### Objective
Lines containing the string "text" are to be counted; report the number and nothing more.
##### Entries provided #####
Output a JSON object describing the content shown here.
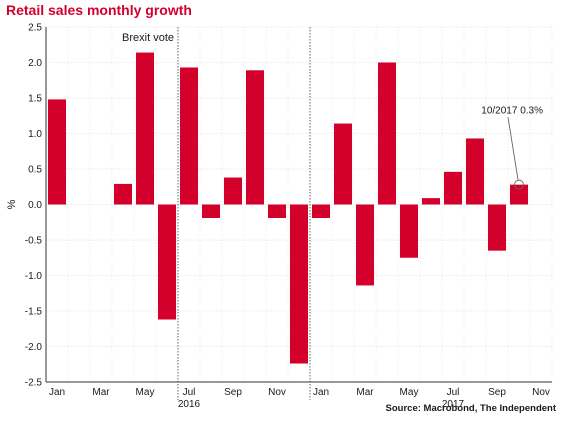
{
  "chart_data": {
    "type": "bar",
    "title": "Retail sales monthly growth",
    "ylabel": "%",
    "ylim": [
      -2.5,
      2.5
    ],
    "yticks": [
      2.5,
      2.0,
      1.5,
      1.0,
      0.5,
      0.0,
      -0.5,
      -1.0,
      -1.5,
      -2.0,
      -2.5
    ],
    "ytick_labels": [
      "2.5",
      "2.0",
      "1.5",
      "1.0",
      "0.5",
      "0.0",
      "-0.5",
      "-1.0",
      "-1.5",
      "-2.0",
      "-2.5"
    ],
    "categories": [
      "2016-01",
      "2016-02",
      "2016-03",
      "2016-04",
      "2016-05",
      "2016-06",
      "2016-07",
      "2016-08",
      "2016-09",
      "2016-10",
      "2016-11",
      "2016-12",
      "2017-01",
      "2017-02",
      "2017-03",
      "2017-04",
      "2017-05",
      "2017-06",
      "2017-07",
      "2017-08",
      "2017-09",
      "2017-10",
      "2017-11"
    ],
    "values": [
      1.48,
      0.0,
      0.0,
      0.29,
      2.14,
      -1.62,
      1.93,
      -0.19,
      0.38,
      1.89,
      -0.19,
      -2.24,
      -0.19,
      1.14,
      -1.14,
      2.0,
      -0.75,
      0.09,
      0.46,
      0.93,
      -0.65,
      0.28,
      0.0
    ],
    "month_labels": [
      "Jan",
      "",
      "Mar",
      "",
      "May",
      "",
      "Jul",
      "",
      "Sep",
      "",
      "Nov",
      "",
      "Jan",
      "",
      "Mar",
      "",
      "May",
      "",
      "Jul",
      "",
      "Sep",
      "",
      "Nov"
    ],
    "year_labels": [
      {
        "at": "2016-07",
        "text": "2016"
      },
      {
        "at": "2017-07",
        "text": "2017"
      }
    ],
    "events": [
      {
        "after": "2016-06",
        "label": "Brexit vote",
        "style": "dotted"
      },
      {
        "after": "2016-12",
        "label": "",
        "style": "dotted"
      }
    ],
    "annotation": {
      "point": "2017-10",
      "text": "10/2017  0.3%"
    },
    "grid": true,
    "legend": "none"
  },
  "colors": {
    "bar": "#d4002c",
    "title": "#d4002c",
    "grid": "#dcdcdc",
    "axis": "#333333",
    "text": "#1a1a1a"
  },
  "source": "Source: Macrobond, The Independent"
}
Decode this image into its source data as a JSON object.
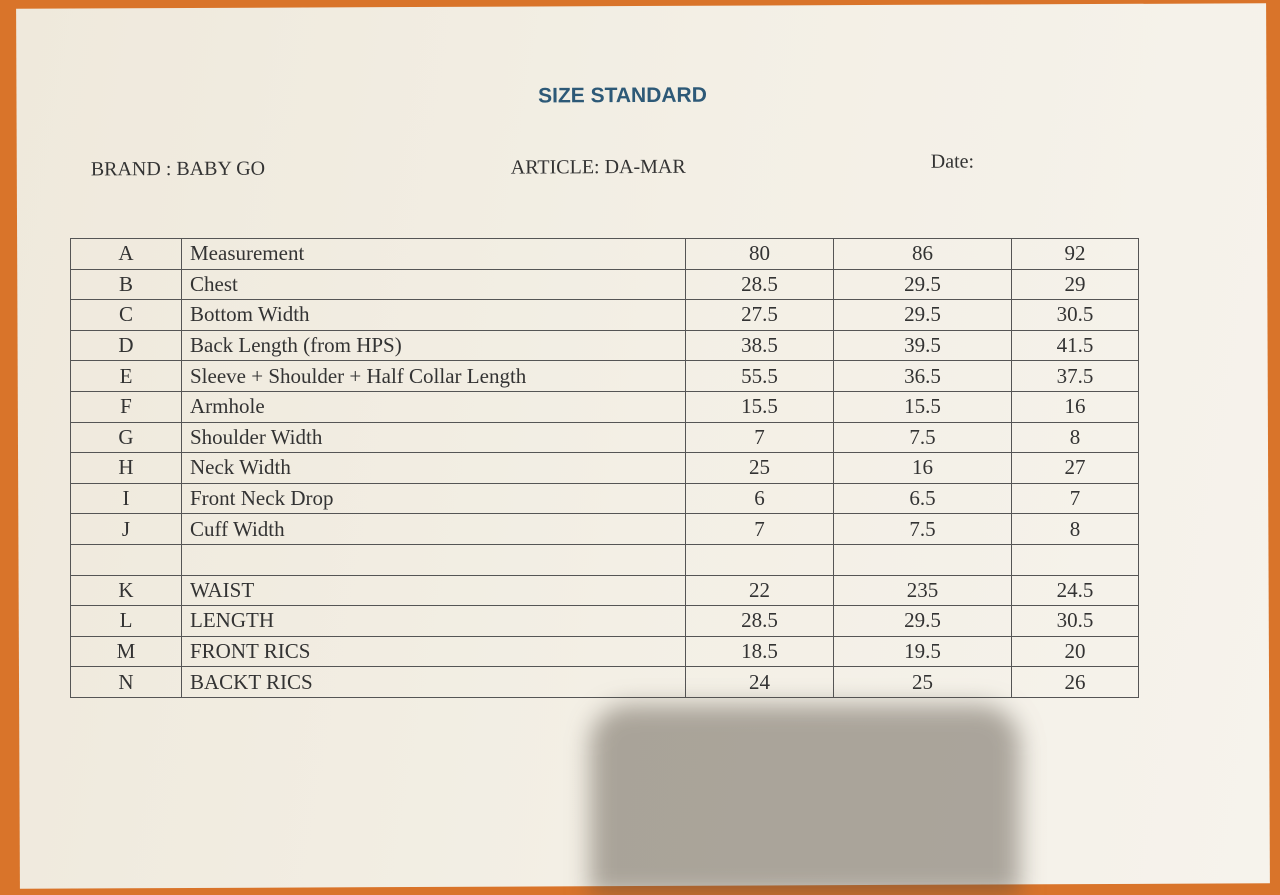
{
  "title": "SIZE STANDARD",
  "brand": "BRAND : BABY GO",
  "article": "ARTICLE: DA-MAR",
  "date": "Date:",
  "rows": [
    {
      "code": "A",
      "name": "Measurement",
      "v": [
        "80",
        "86",
        "92"
      ]
    },
    {
      "code": "B",
      "name": "Chest",
      "v": [
        "28.5",
        "29.5",
        "29"
      ]
    },
    {
      "code": "C",
      "name": "Bottom Width",
      "v": [
        "27.5",
        "29.5",
        "30.5"
      ]
    },
    {
      "code": "D",
      "name": "Back Length (from HPS)",
      "v": [
        "38.5",
        "39.5",
        "41.5"
      ]
    },
    {
      "code": "E",
      "name": "Sleeve + Shoulder + Half Collar Length",
      "v": [
        "55.5",
        "36.5",
        "37.5"
      ]
    },
    {
      "code": "F",
      "name": "Armhole",
      "v": [
        "15.5",
        "15.5",
        "16"
      ]
    },
    {
      "code": "G",
      "name": "Shoulder Width",
      "v": [
        "7",
        "7.5",
        "8"
      ]
    },
    {
      "code": "H",
      "name": "Neck Width",
      "v": [
        "25",
        "16",
        "27"
      ]
    },
    {
      "code": "I",
      "name": "Front Neck Drop",
      "v": [
        "6",
        "6.5",
        "7"
      ]
    },
    {
      "code": "J",
      "name": "Cuff Width",
      "v": [
        "7",
        "7.5",
        "8"
      ]
    },
    {
      "code": "",
      "name": "",
      "v": [
        "",
        "",
        ""
      ]
    },
    {
      "code": "K",
      "name": "WAIST",
      "v": [
        "22",
        "235",
        "24.5"
      ]
    },
    {
      "code": "L",
      "name": "LENGTH",
      "v": [
        "28.5",
        "29.5",
        "30.5"
      ]
    },
    {
      "code": "M",
      "name": "FRONT RICS",
      "v": [
        "18.5",
        "19.5",
        "20"
      ]
    },
    {
      "code": "N",
      "name": "BACKT RICS",
      "v": [
        "24",
        "25",
        "26"
      ]
    }
  ]
}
#####
### Problem solution
4